%%

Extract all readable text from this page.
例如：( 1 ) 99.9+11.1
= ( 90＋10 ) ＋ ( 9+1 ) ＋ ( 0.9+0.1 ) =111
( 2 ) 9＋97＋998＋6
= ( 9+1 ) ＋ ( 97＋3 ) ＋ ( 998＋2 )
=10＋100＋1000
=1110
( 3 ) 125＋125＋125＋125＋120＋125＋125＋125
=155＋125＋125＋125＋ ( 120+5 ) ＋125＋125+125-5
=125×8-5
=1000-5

%%

Task objective => Repeat the lines above exactly.

Exercise solution =>
Extract all readable text from this page.
例如：( 1 ) 99.9+11.1
= ( 90＋10 ) ＋ ( 9+1 ) ＋ ( 0.9+0.1 ) =111
( 2 ) 9＋97＋998＋6
= ( 9+1 ) ＋ ( 97＋3 ) ＋ ( 998＋2 )
=10＋100＋1000
=1110
( 3 ) 125＋125＋125＋125＋120＋125＋125＋125
=155＋125＋125＋125＋ ( 120+5 ) ＋125＋125+125-5
=125×8-5
=1000-5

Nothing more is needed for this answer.